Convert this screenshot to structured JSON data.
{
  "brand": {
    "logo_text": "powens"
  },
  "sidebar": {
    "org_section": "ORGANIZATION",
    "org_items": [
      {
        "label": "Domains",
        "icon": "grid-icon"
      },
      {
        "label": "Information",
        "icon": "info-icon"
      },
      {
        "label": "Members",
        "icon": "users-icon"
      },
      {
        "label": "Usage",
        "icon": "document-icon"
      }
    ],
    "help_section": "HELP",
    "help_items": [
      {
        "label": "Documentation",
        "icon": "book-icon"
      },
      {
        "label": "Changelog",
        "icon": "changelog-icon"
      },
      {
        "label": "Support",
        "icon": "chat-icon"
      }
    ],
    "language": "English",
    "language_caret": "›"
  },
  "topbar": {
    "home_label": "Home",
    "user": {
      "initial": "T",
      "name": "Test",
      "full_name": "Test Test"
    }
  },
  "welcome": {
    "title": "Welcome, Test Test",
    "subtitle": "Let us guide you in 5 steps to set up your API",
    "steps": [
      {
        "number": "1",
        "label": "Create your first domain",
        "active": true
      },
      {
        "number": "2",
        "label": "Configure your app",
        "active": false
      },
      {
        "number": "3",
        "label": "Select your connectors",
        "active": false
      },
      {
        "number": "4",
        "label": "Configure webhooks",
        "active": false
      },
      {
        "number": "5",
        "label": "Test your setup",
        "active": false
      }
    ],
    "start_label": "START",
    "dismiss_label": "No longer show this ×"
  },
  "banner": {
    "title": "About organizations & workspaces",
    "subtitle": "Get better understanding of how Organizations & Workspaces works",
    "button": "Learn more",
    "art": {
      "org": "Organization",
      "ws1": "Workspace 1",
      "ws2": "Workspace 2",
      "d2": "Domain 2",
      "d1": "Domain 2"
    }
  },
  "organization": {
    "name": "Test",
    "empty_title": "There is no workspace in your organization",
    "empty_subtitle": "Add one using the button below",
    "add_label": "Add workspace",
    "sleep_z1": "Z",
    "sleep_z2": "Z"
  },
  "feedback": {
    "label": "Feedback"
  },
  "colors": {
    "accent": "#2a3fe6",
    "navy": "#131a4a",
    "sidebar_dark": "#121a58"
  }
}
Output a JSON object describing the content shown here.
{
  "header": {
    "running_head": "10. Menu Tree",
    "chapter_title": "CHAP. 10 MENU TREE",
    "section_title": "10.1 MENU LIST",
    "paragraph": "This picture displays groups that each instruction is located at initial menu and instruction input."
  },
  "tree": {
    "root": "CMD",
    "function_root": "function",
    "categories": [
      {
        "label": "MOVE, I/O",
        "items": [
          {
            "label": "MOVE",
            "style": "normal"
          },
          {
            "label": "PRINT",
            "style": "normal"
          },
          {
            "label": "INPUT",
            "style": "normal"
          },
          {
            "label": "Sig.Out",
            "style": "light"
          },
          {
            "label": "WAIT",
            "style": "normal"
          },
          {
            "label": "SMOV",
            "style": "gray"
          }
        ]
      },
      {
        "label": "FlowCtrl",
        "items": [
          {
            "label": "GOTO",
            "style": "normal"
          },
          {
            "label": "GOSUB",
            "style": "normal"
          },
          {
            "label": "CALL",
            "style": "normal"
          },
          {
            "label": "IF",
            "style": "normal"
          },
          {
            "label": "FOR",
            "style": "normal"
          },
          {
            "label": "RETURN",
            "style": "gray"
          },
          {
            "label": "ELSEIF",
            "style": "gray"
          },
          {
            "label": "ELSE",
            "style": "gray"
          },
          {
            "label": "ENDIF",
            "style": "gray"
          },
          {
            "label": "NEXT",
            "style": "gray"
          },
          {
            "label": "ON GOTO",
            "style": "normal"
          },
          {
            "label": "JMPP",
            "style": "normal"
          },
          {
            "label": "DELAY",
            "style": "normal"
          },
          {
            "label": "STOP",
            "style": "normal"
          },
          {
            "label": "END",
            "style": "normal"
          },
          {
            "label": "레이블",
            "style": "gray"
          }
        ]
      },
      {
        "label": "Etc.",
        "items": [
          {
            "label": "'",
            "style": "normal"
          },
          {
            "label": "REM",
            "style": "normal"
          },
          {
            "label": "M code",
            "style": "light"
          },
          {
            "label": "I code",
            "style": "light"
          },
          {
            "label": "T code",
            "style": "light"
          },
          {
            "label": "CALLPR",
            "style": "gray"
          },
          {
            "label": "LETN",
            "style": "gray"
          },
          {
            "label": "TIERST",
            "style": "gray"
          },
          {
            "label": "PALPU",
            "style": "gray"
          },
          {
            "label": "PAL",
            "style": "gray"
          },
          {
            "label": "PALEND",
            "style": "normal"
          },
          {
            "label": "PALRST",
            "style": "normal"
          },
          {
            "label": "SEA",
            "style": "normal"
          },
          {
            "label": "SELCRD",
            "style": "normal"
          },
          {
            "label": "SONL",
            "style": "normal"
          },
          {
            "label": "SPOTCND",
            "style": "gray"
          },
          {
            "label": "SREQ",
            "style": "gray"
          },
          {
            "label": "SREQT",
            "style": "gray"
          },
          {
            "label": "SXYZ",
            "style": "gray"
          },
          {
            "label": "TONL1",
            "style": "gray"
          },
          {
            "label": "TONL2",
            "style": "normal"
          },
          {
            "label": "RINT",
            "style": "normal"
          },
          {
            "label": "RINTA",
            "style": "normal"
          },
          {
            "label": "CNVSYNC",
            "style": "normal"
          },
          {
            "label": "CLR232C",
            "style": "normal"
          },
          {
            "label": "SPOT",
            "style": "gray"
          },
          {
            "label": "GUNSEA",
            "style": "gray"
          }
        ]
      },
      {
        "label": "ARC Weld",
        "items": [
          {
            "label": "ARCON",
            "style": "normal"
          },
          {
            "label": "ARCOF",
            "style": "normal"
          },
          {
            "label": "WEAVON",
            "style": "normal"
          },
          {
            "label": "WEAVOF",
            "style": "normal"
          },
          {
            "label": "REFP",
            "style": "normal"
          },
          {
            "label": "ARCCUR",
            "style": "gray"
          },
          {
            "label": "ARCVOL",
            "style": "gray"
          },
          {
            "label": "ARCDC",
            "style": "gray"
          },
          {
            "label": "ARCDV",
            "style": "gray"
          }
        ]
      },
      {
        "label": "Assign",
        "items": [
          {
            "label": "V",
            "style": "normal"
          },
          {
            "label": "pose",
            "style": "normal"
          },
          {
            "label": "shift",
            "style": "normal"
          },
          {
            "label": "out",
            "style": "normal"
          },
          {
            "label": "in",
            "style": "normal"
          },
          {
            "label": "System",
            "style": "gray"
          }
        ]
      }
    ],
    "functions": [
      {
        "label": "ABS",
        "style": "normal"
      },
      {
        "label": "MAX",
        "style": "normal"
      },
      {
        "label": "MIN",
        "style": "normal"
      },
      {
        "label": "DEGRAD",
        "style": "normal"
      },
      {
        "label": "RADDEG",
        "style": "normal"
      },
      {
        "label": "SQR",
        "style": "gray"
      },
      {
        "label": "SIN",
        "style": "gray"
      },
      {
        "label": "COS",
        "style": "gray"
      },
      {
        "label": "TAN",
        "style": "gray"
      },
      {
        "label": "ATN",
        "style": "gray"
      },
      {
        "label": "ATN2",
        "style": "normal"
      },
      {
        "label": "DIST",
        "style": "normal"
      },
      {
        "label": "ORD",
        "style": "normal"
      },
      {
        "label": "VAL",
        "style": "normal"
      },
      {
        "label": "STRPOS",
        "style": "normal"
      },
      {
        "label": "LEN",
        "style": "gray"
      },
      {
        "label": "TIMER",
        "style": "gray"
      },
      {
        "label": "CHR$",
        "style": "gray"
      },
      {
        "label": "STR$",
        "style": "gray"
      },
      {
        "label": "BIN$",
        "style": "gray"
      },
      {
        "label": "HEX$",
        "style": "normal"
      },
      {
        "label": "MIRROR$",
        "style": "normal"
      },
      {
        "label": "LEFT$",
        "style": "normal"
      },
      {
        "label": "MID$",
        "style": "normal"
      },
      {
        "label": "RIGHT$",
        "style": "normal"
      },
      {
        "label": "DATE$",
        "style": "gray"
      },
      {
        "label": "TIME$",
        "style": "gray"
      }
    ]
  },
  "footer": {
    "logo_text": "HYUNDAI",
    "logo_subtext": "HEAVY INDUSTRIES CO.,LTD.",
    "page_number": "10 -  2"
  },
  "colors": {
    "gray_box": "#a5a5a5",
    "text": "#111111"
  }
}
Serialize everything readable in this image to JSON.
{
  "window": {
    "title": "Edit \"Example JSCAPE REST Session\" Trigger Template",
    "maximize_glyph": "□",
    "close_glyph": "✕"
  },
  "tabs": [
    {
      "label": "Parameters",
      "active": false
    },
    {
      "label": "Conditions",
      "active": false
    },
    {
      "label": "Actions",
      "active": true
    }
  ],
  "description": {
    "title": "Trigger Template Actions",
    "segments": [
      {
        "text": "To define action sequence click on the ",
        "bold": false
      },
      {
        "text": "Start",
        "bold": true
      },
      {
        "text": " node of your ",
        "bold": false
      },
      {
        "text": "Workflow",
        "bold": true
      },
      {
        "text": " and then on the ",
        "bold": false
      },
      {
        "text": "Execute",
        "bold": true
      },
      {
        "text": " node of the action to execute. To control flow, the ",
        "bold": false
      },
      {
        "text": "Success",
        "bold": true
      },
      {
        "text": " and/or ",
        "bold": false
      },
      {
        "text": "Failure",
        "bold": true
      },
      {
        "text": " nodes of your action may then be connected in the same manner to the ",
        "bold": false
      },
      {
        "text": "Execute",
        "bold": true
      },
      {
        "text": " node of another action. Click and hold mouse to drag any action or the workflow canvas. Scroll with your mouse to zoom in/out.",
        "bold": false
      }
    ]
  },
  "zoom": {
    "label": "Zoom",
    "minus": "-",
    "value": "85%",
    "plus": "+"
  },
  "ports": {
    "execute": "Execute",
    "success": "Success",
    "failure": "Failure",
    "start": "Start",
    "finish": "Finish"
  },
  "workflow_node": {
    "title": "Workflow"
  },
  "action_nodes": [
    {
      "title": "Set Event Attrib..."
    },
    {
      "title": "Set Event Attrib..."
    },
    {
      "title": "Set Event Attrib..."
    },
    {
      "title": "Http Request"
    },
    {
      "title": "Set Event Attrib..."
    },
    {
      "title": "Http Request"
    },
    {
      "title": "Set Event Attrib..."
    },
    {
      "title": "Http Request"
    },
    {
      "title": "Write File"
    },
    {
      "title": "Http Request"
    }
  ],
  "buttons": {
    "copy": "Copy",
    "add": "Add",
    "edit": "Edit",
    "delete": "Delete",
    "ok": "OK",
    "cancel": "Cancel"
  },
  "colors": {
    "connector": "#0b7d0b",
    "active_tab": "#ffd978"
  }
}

EXERCISE GOAL: Looking back at the lines above, state how many contain the word "Trigger", and supply nothing besides the number.

ANSWER FOR THIS EXERCISE: 2